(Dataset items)
------------------------------------

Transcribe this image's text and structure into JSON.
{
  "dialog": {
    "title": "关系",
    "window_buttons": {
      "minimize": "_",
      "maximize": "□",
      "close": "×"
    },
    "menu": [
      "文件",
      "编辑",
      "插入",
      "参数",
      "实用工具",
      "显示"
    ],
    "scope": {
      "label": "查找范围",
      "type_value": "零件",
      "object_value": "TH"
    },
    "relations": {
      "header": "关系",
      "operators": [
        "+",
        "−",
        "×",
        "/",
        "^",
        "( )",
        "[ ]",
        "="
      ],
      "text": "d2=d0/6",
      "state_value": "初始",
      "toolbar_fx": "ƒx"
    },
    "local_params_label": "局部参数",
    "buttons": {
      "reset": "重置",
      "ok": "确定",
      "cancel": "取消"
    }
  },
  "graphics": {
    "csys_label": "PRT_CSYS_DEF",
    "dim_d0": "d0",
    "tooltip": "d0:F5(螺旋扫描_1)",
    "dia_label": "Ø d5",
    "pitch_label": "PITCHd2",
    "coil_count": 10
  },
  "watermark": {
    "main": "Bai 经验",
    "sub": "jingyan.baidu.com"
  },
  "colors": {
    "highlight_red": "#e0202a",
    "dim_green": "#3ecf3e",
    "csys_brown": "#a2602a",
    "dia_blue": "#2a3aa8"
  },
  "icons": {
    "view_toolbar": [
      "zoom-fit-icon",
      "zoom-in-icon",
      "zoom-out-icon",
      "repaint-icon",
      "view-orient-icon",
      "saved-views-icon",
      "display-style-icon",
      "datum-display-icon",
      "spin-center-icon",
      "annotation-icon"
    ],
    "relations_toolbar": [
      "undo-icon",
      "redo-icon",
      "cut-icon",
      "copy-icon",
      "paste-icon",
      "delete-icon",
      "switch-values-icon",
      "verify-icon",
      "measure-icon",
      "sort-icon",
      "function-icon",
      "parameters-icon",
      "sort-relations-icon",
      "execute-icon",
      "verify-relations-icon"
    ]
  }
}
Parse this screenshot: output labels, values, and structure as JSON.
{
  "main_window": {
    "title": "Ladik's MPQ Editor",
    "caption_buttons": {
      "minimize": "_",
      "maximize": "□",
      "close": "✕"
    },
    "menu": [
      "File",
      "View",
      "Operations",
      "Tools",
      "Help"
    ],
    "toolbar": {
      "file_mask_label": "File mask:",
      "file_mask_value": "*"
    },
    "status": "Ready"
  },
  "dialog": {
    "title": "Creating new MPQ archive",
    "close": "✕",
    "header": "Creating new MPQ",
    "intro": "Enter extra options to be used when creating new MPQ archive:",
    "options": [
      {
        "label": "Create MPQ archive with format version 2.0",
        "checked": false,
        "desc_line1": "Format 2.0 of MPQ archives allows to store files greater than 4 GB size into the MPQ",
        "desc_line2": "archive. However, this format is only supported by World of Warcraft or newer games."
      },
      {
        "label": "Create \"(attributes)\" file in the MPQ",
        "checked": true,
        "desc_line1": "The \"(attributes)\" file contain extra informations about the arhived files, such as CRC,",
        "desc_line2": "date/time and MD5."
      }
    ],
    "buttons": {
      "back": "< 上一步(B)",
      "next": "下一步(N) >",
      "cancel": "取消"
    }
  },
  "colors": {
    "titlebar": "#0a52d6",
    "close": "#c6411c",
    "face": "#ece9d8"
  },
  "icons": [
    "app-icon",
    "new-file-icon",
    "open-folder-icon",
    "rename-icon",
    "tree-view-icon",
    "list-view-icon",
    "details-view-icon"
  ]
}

------------------------------------

### TASK DIRECTIONS
From the listing above, extract all records word for word.

### THE COMPLETED TASK
Transcribe this image's text and structure into JSON.
{
  "dialog": {
    "title": "关系",
    "window_buttons": {
      "minimize": "_",
      "maximize": "□",
      "close": "×"
    },
    "menu": [
      "文件",
      "编辑",
      "插入",
      "参数",
      "实用工具",
      "显示"
    ],
    "scope": {
      "label": "查找范围",
      "type_value": "零件",
      "object_value": "TH"
    },
    "relations": {
      "header": "关系",
      "operators": [
        "+",
        "−",
        "×",
        "/",
        "^",
        "( )",
        "[ ]",
        "="
      ],
      "text": "d2=d0/6",
      "state_value": "初始",
      "toolbar_fx": "ƒx"
    },
    "local_params_label": "局部参数",
    "buttons": {
      "reset": "重置",
      "ok": "确定",
      "cancel": "取消"
    }
  },
  "graphics": {
    "csys_label": "PRT_CSYS_DEF",
    "dim_d0": "d0",
    "tooltip": "d0:F5(螺旋扫描_1)",
    "dia_label": "Ø d5",
    "pitch_label": "PITCHd2",
    "coil_count": 10
  },
  "watermark": {
    "main": "Bai 经验",
    "sub": "jingyan.baidu.com"
  },
  "colors": {
    "highlight_red": "#e0202a",
    "dim_green": "#3ecf3e",
    "csys_brown": "#a2602a",
    "dia_blue": "#2a3aa8"
  },
  "icons": {
    "view_toolbar": [
      "zoom-fit-icon",
      "zoom-in-icon",
      "zoom-out-icon",
      "repaint-icon",
      "view-orient-icon",
      "saved-views-icon",
      "display-style-icon",
      "datum-display-icon",
      "spin-center-icon",
      "annotation-icon"
    ],
    "relations_toolbar": [
      "undo-icon",
      "redo-icon",
      "cut-icon",
      "copy-icon",
      "paste-icon",
      "delete-icon",
      "switch-values-icon",
      "verify-icon",
      "measure-icon",
      "sort-icon",
      "function-icon",
      "parameters-icon",
      "sort-relations-icon",
      "execute-icon",
      "verify-relations-icon"
    ]
  }
}
Parse this screenshot: output labels, values, and structure as JSON.
{
  "main_window": {
    "title": "Ladik's MPQ Editor",
    "caption_buttons": {
      "minimize": "_",
      "maximize": "□",
      "close": "✕"
    },
    "menu": [
      "File",
      "View",
      "Operations",
      "Tools",
      "Help"
    ],
    "toolbar": {
      "file_mask_label": "File mask:",
      "file_mask_value": "*"
    },
    "status": "Ready"
  },
  "dialog": {
    "title": "Creating new MPQ archive",
    "close": "✕",
    "header": "Creating new MPQ",
    "intro": "Enter extra options to be used when creating new MPQ archive:",
    "options": [
      {
        "label": "Create MPQ archive with format version 2.0",
        "checked": false,
        "desc_line1": "Format 2.0 of MPQ archives allows to store files greater than 4 GB size into the MPQ",
        "desc_line2": "archive. However, this format is only supported by World of Warcraft or newer games."
      },
      {
        "label": "Create \"(attributes)\" file in the MPQ",
        "checked": true,
        "desc_line1": "The \"(attributes)\" file contain extra informations about the arhived files, such as CRC,",
        "desc_line2": "date/time and MD5."
      }
    ],
    "buttons": {
      "back": "< 上一步(B)",
      "next": "下一步(N) >",
      "cancel": "取消"
    }
  },
  "colors": {
    "titlebar": "#0a52d6",
    "close": "#c6411c",
    "face": "#ece9d8"
  },
  "icons": [
    "app-icon",
    "new-file-icon",
    "open-folder-icon",
    "rename-icon",
    "tree-view-icon",
    "list-view-icon",
    "details-view-icon"
  ]
}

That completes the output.